WRITTEN PROBLEM:
Reproduce the listing below word for word, with no pictures.

Figure collection entries:
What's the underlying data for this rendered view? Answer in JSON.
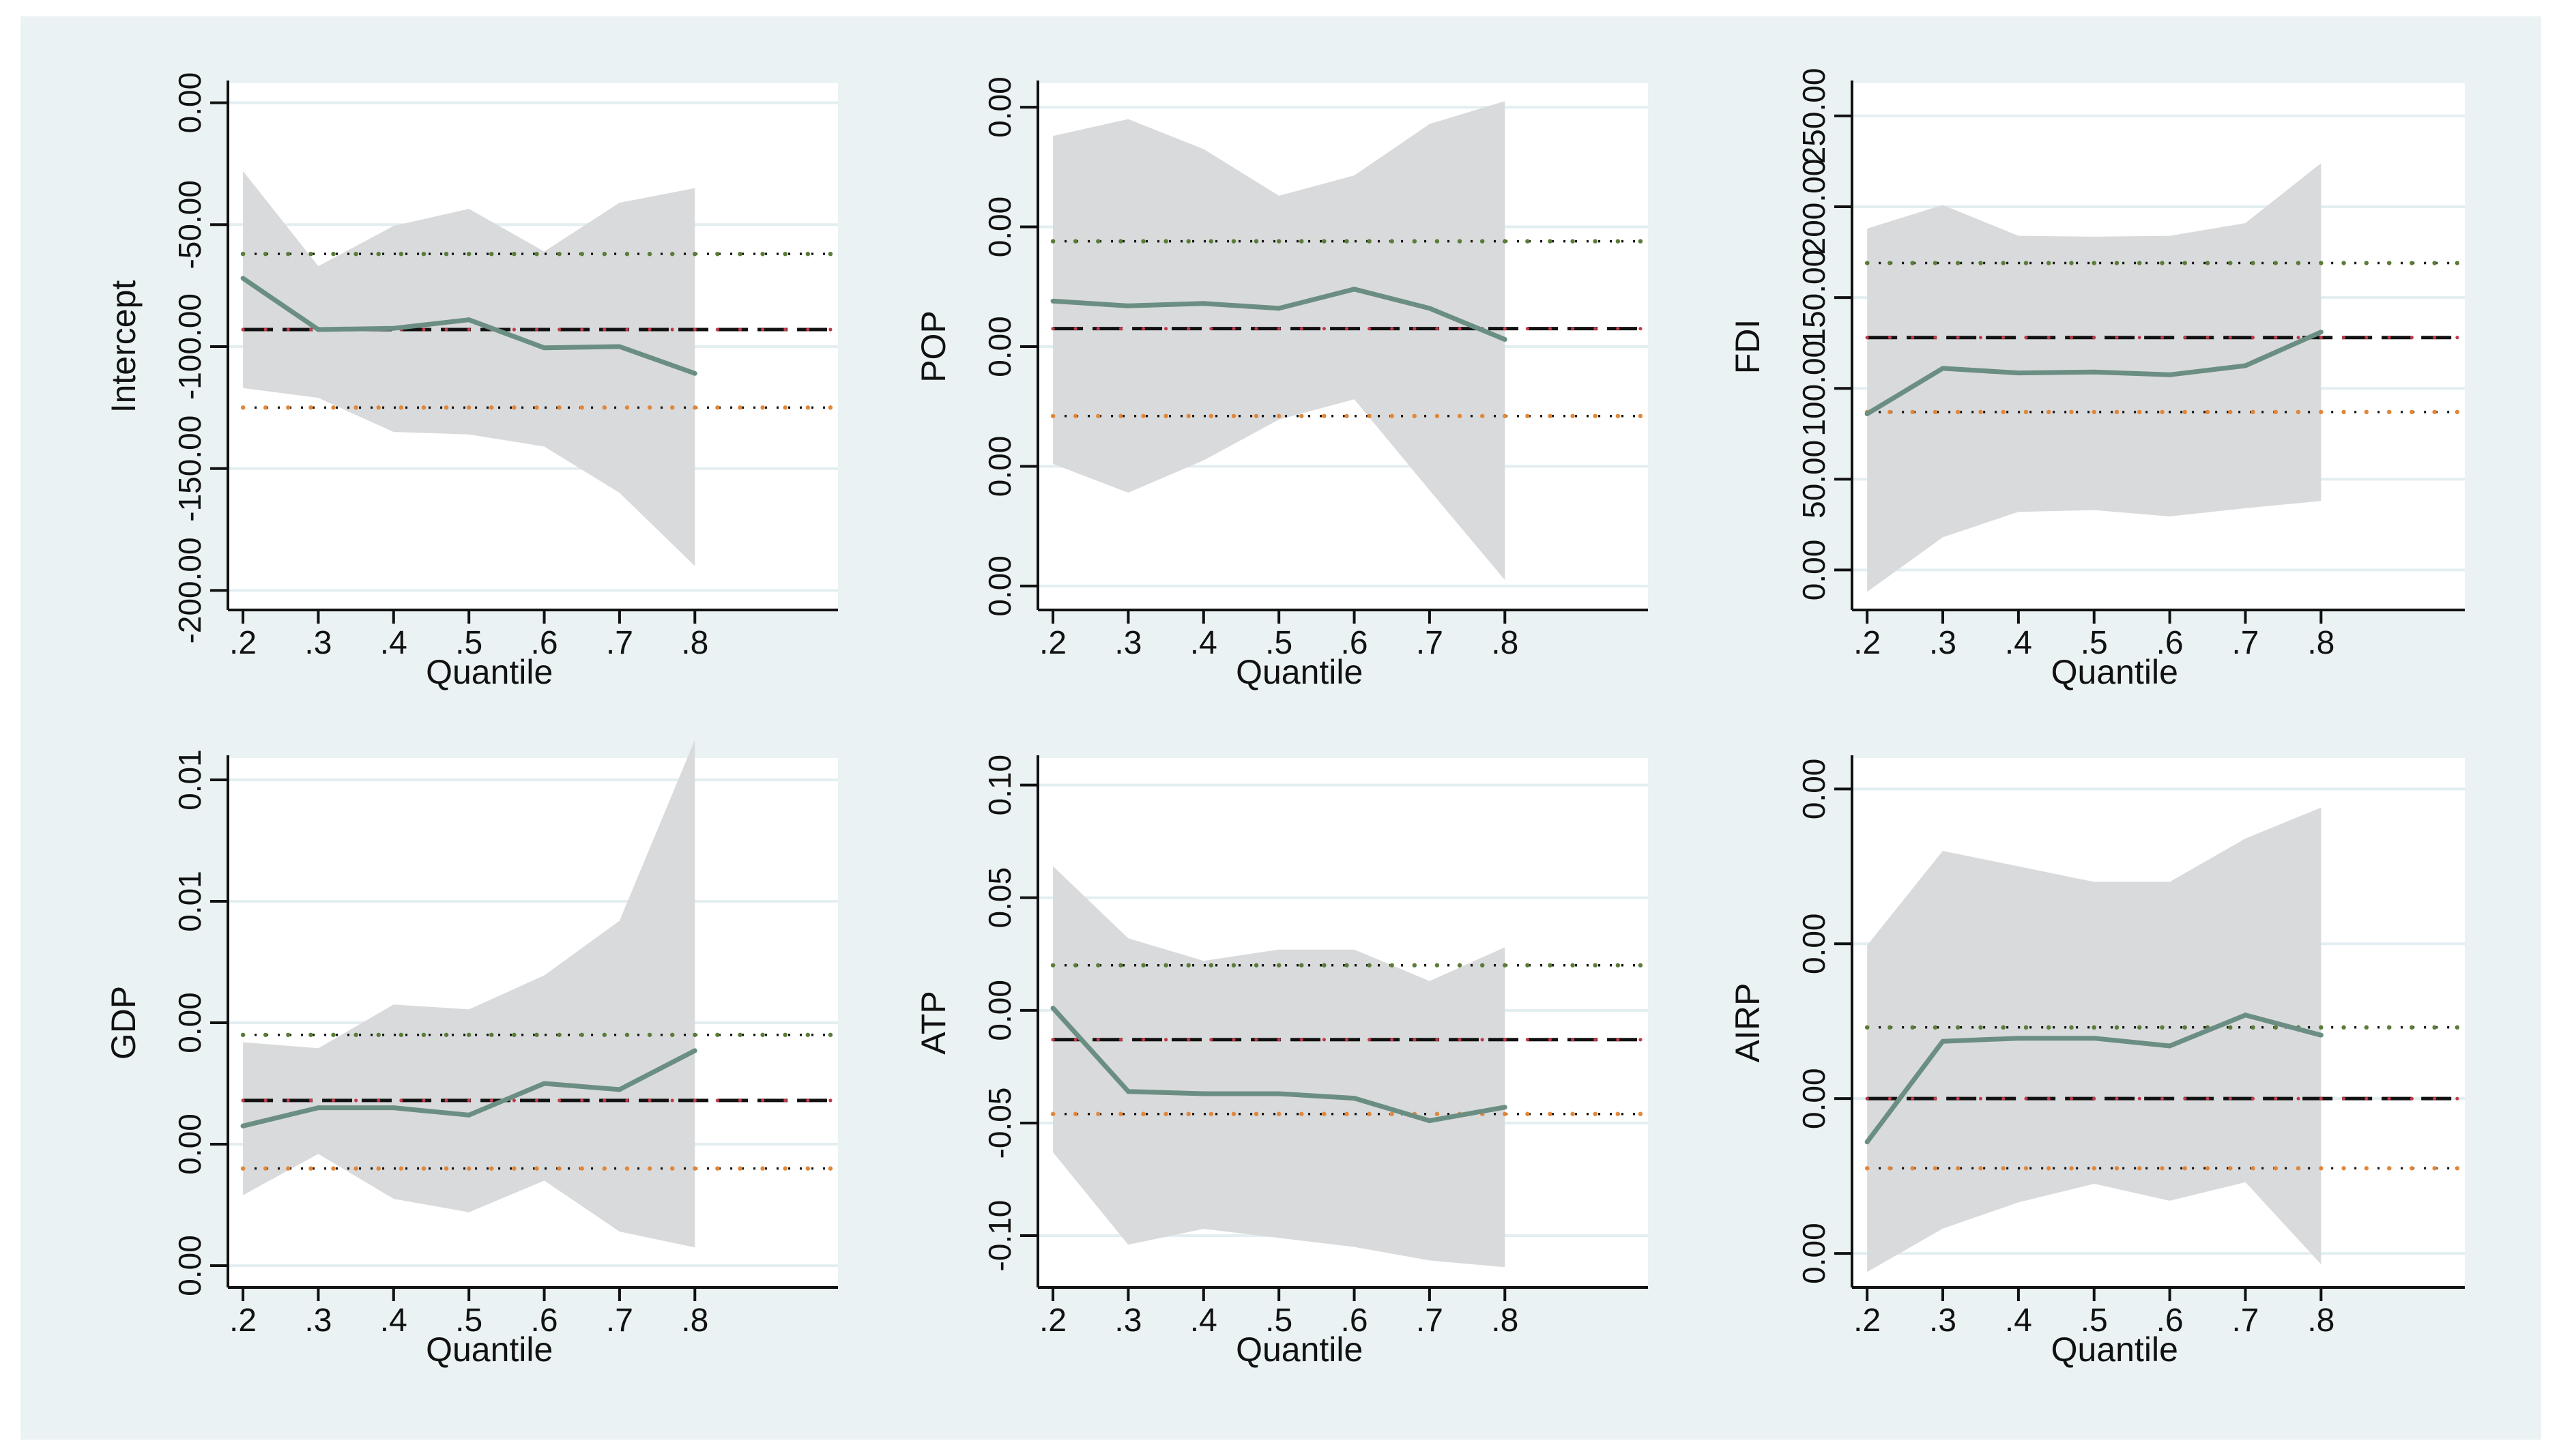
{
  "chart_data": [
    {
      "type": "line",
      "ylabel": "Intercept",
      "xlabel": "Quantile",
      "x": [
        0.2,
        0.3,
        0.4,
        0.5,
        0.6,
        0.7,
        0.8
      ],
      "xtick_labels": [
        ".2",
        ".3",
        ".4",
        ".5",
        ".6",
        ".7",
        ".8"
      ],
      "xlim": [
        0.18,
        0.99
      ],
      "yticks": [
        0,
        -50,
        -100,
        -150,
        -200
      ],
      "ytick_labels": [
        "0.00",
        "-50.00",
        "-100.00",
        "-150.00",
        "-200.00"
      ],
      "ylim": [
        -208,
        8
      ],
      "estimate": [
        -72,
        -93,
        -92.5,
        -89,
        -100.5,
        -100,
        -111
      ],
      "ci_upper": [
        -28,
        -67,
        -50.5,
        -43.5,
        -61,
        -41,
        -35
      ],
      "ci_lower": [
        -117,
        -121,
        -135,
        -136,
        -141,
        -160,
        -190
      ],
      "ols": -93,
      "ols_ci": [
        -62,
        -125
      ],
      "grid": true
    },
    {
      "type": "line",
      "ylabel": "POP",
      "xlabel": "Quantile",
      "x": [
        0.2,
        0.3,
        0.4,
        0.5,
        0.6,
        0.7,
        0.8
      ],
      "xtick_labels": [
        ".2",
        ".3",
        ".4",
        ".5",
        ".6",
        ".7",
        ".8"
      ],
      "xlim": [
        0.18,
        0.99
      ],
      "yticks": [
        4,
        3,
        2,
        1,
        0
      ],
      "ytick_labels": [
        "0.00",
        "0.00",
        "0.00",
        "0.00",
        "0.00"
      ],
      "ylim": [
        -0.2,
        4.2
      ],
      "estimate": [
        2.38,
        2.34,
        2.36,
        2.32,
        2.48,
        2.32,
        2.06
      ],
      "ci_upper": [
        3.76,
        3.9,
        3.65,
        3.26,
        3.43,
        3.86,
        4.05
      ],
      "ci_lower": [
        1.02,
        0.78,
        1.05,
        1.39,
        1.56,
        0.8,
        0.05
      ],
      "ols": 2.15,
      "ols_ci": [
        2.88,
        1.42
      ],
      "grid": true
    },
    {
      "type": "line",
      "ylabel": "FDI",
      "xlabel": "Quantile",
      "x": [
        0.2,
        0.3,
        0.4,
        0.5,
        0.6,
        0.7,
        0.8
      ],
      "xtick_labels": [
        ".2",
        ".3",
        ".4",
        ".5",
        ".6",
        ".7",
        ".8"
      ],
      "xlim": [
        0.18,
        0.99
      ],
      "yticks": [
        0,
        50,
        100,
        150,
        200,
        250
      ],
      "ytick_labels": [
        "0.00",
        "50.00",
        "100.00",
        "150.00",
        "200.00",
        "250.00"
      ],
      "ylim": [
        -22,
        268
      ],
      "estimate": [
        86,
        111,
        108.5,
        109,
        107.5,
        112.5,
        131
      ],
      "ci_upper": [
        188,
        201,
        184,
        183.5,
        184,
        191,
        224
      ],
      "ci_lower": [
        -12,
        18,
        32,
        33,
        29.5,
        34,
        38
      ],
      "ols": 128,
      "ols_ci": [
        169,
        87
      ],
      "grid": true
    },
    {
      "type": "line",
      "ylabel": "GDP",
      "xlabel": "Quantile",
      "x": [
        0.2,
        0.3,
        0.4,
        0.5,
        0.6,
        0.7,
        0.8
      ],
      "xtick_labels": [
        ".2",
        ".3",
        ".4",
        ".5",
        ".6",
        ".7",
        ".8"
      ],
      "xlim": [
        0.18,
        0.99
      ],
      "yticks": [
        0,
        1,
        2,
        3,
        4
      ],
      "ytick_labels": [
        "0.00",
        "0.00",
        "0.00",
        "0.01",
        "0.01"
      ],
      "ylim": [
        -0.18,
        4.18
      ],
      "estimate": [
        1.15,
        1.3,
        1.3,
        1.24,
        1.5,
        1.45,
        1.77
      ],
      "ci_upper": [
        1.84,
        1.79,
        2.15,
        2.11,
        2.39,
        2.84,
        4.33
      ],
      "ci_lower": [
        0.58,
        0.92,
        0.55,
        0.44,
        0.7,
        0.28,
        0.15
      ],
      "ols": 1.36,
      "ols_ci": [
        1.9,
        0.8
      ],
      "grid": true
    },
    {
      "type": "line",
      "ylabel": "ATP",
      "xlabel": "Quantile",
      "x": [
        0.2,
        0.3,
        0.4,
        0.5,
        0.6,
        0.7,
        0.8
      ],
      "xtick_labels": [
        ".2",
        ".3",
        ".4",
        ".5",
        ".6",
        ".7",
        ".8"
      ],
      "xlim": [
        0.18,
        0.99
      ],
      "yticks": [
        0.1,
        0.05,
        0,
        -0.05,
        -0.1
      ],
      "ytick_labels": [
        "0.10",
        "0.05",
        "0.00",
        "-0.05",
        "-0.10"
      ],
      "ylim": [
        -0.123,
        0.112
      ],
      "estimate": [
        0.001,
        -0.036,
        -0.037,
        -0.037,
        -0.039,
        -0.049,
        -0.043
      ],
      "ci_upper": [
        0.064,
        0.032,
        0.022,
        0.027,
        0.027,
        0.013,
        0.028
      ],
      "ci_lower": [
        -0.063,
        -0.104,
        -0.097,
        -0.101,
        -0.105,
        -0.111,
        -0.114
      ],
      "ols": -0.013,
      "ols_ci": [
        0.02,
        -0.046
      ],
      "grid": true
    },
    {
      "type": "line",
      "ylabel": "AIRP",
      "xlabel": "Quantile",
      "x": [
        0.2,
        0.3,
        0.4,
        0.5,
        0.6,
        0.7,
        0.8
      ],
      "xtick_labels": [
        ".2",
        ".3",
        ".4",
        ".5",
        ".6",
        ".7",
        ".8"
      ],
      "xlim": [
        0.18,
        0.99
      ],
      "yticks": [
        3,
        2,
        1,
        0
      ],
      "ytick_labels": [
        "0.00",
        "0.00",
        "0.00",
        "0.00"
      ],
      "ylim": [
        -0.22,
        3.2
      ],
      "estimate": [
        0.72,
        1.37,
        1.39,
        1.39,
        1.34,
        1.54,
        1.41
      ],
      "ci_upper": [
        1.99,
        2.6,
        2.5,
        2.4,
        2.4,
        2.68,
        2.88
      ],
      "ci_lower": [
        -0.12,
        0.16,
        0.33,
        0.45,
        0.34,
        0.46,
        -0.07
      ],
      "ols": 1.0,
      "ols_ci": [
        1.46,
        0.55
      ],
      "grid": true
    }
  ]
}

EXERCISE OUTPUT:
What's the underlying data for this rendered view? Answer in JSON.
{
  "chart_data": [
    {
      "type": "line",
      "ylabel": "Intercept",
      "xlabel": "Quantile",
      "x": [
        0.2,
        0.3,
        0.4,
        0.5,
        0.6,
        0.7,
        0.8
      ],
      "xtick_labels": [
        ".2",
        ".3",
        ".4",
        ".5",
        ".6",
        ".7",
        ".8"
      ],
      "xlim": [
        0.18,
        0.99
      ],
      "yticks": [
        0,
        -50,
        -100,
        -150,
        -200
      ],
      "ytick_labels": [
        "0.00",
        "-50.00",
        "-100.00",
        "-150.00",
        "-200.00"
      ],
      "ylim": [
        -208,
        8
      ],
      "estimate": [
        -72,
        -93,
        -92.5,
        -89,
        -100.5,
        -100,
        -111
      ],
      "ci_upper": [
        -28,
        -67,
        -50.5,
        -43.5,
        -61,
        -41,
        -35
      ],
      "ci_lower": [
        -117,
        -121,
        -135,
        -136,
        -141,
        -160,
        -190
      ],
      "ols": -93,
      "ols_ci": [
        -62,
        -125
      ],
      "grid": true
    },
    {
      "type": "line",
      "ylabel": "POP",
      "xlabel": "Quantile",
      "x": [
        0.2,
        0.3,
        0.4,
        0.5,
        0.6,
        0.7,
        0.8
      ],
      "xtick_labels": [
        ".2",
        ".3",
        ".4",
        ".5",
        ".6",
        ".7",
        ".8"
      ],
      "xlim": [
        0.18,
        0.99
      ],
      "yticks": [
        4,
        3,
        2,
        1,
        0
      ],
      "ytick_labels": [
        "0.00",
        "0.00",
        "0.00",
        "0.00",
        "0.00"
      ],
      "ylim": [
        -0.2,
        4.2
      ],
      "estimate": [
        2.38,
        2.34,
        2.36,
        2.32,
        2.48,
        2.32,
        2.06
      ],
      "ci_upper": [
        3.76,
        3.9,
        3.65,
        3.26,
        3.43,
        3.86,
        4.05
      ],
      "ci_lower": [
        1.02,
        0.78,
        1.05,
        1.39,
        1.56,
        0.8,
        0.05
      ],
      "ols": 2.15,
      "ols_ci": [
        2.88,
        1.42
      ],
      "grid": true
    },
    {
      "type": "line",
      "ylabel": "FDI",
      "xlabel": "Quantile",
      "x": [
        0.2,
        0.3,
        0.4,
        0.5,
        0.6,
        0.7,
        0.8
      ],
      "xtick_labels": [
        ".2",
        ".3",
        ".4",
        ".5",
        ".6",
        ".7",
        ".8"
      ],
      "xlim": [
        0.18,
        0.99
      ],
      "yticks": [
        0,
        50,
        100,
        150,
        200,
        250
      ],
      "ytick_labels": [
        "0.00",
        "50.00",
        "100.00",
        "150.00",
        "200.00",
        "250.00"
      ],
      "ylim": [
        -22,
        268
      ],
      "estimate": [
        86,
        111,
        108.5,
        109,
        107.5,
        112.5,
        131
      ],
      "ci_upper": [
        188,
        201,
        184,
        183.5,
        184,
        191,
        224
      ],
      "ci_lower": [
        -12,
        18,
        32,
        33,
        29.5,
        34,
        38
      ],
      "ols": 128,
      "ols_ci": [
        169,
        87
      ],
      "grid": true
    },
    {
      "type": "line",
      "ylabel": "GDP",
      "xlabel": "Quantile",
      "x": [
        0.2,
        0.3,
        0.4,
        0.5,
        0.6,
        0.7,
        0.8
      ],
      "xtick_labels": [
        ".2",
        ".3",
        ".4",
        ".5",
        ".6",
        ".7",
        ".8"
      ],
      "xlim": [
        0.18,
        0.99
      ],
      "yticks": [
        0,
        1,
        2,
        3,
        4
      ],
      "ytick_labels": [
        "0.00",
        "0.00",
        "0.00",
        "0.01",
        "0.01"
      ],
      "ylim": [
        -0.18,
        4.18
      ],
      "estimate": [
        1.15,
        1.3,
        1.3,
        1.24,
        1.5,
        1.45,
        1.77
      ],
      "ci_upper": [
        1.84,
        1.79,
        2.15,
        2.11,
        2.39,
        2.84,
        4.33
      ],
      "ci_lower": [
        0.58,
        0.92,
        0.55,
        0.44,
        0.7,
        0.28,
        0.15
      ],
      "ols": 1.36,
      "ols_ci": [
        1.9,
        0.8
      ],
      "grid": true
    },
    {
      "type": "line",
      "ylabel": "ATP",
      "xlabel": "Quantile",
      "x": [
        0.2,
        0.3,
        0.4,
        0.5,
        0.6,
        0.7,
        0.8
      ],
      "xtick_labels": [
        ".2",
        ".3",
        ".4",
        ".5",
        ".6",
        ".7",
        ".8"
      ],
      "xlim": [
        0.18,
        0.99
      ],
      "yticks": [
        0.1,
        0.05,
        0,
        -0.05,
        -0.1
      ],
      "ytick_labels": [
        "0.10",
        "0.05",
        "0.00",
        "-0.05",
        "-0.10"
      ],
      "ylim": [
        -0.123,
        0.112
      ],
      "estimate": [
        0.001,
        -0.036,
        -0.037,
        -0.037,
        -0.039,
        -0.049,
        -0.043
      ],
      "ci_upper": [
        0.064,
        0.032,
        0.022,
        0.027,
        0.027,
        0.013,
        0.028
      ],
      "ci_lower": [
        -0.063,
        -0.104,
        -0.097,
        -0.101,
        -0.105,
        -0.111,
        -0.114
      ],
      "ols": -0.013,
      "ols_ci": [
        0.02,
        -0.046
      ],
      "grid": true
    },
    {
      "type": "line",
      "ylabel": "AIRP",
      "xlabel": "Quantile",
      "x": [
        0.2,
        0.3,
        0.4,
        0.5,
        0.6,
        0.7,
        0.8
      ],
      "xtick_labels": [
        ".2",
        ".3",
        ".4",
        ".5",
        ".6",
        ".7",
        ".8"
      ],
      "xlim": [
        0.18,
        0.99
      ],
      "yticks": [
        3,
        2,
        1,
        0
      ],
      "ytick_labels": [
        "0.00",
        "0.00",
        "0.00",
        "0.00"
      ],
      "ylim": [
        -0.22,
        3.2
      ],
      "estimate": [
        0.72,
        1.37,
        1.39,
        1.39,
        1.34,
        1.54,
        1.41
      ],
      "ci_upper": [
        1.99,
        2.6,
        2.5,
        2.4,
        2.4,
        2.68,
        2.88
      ],
      "ci_lower": [
        -0.12,
        0.16,
        0.33,
        0.45,
        0.34,
        0.46,
        -0.07
      ],
      "ols": 1.0,
      "ols_ci": [
        1.46,
        0.55
      ],
      "grid": true
    }
  ]
}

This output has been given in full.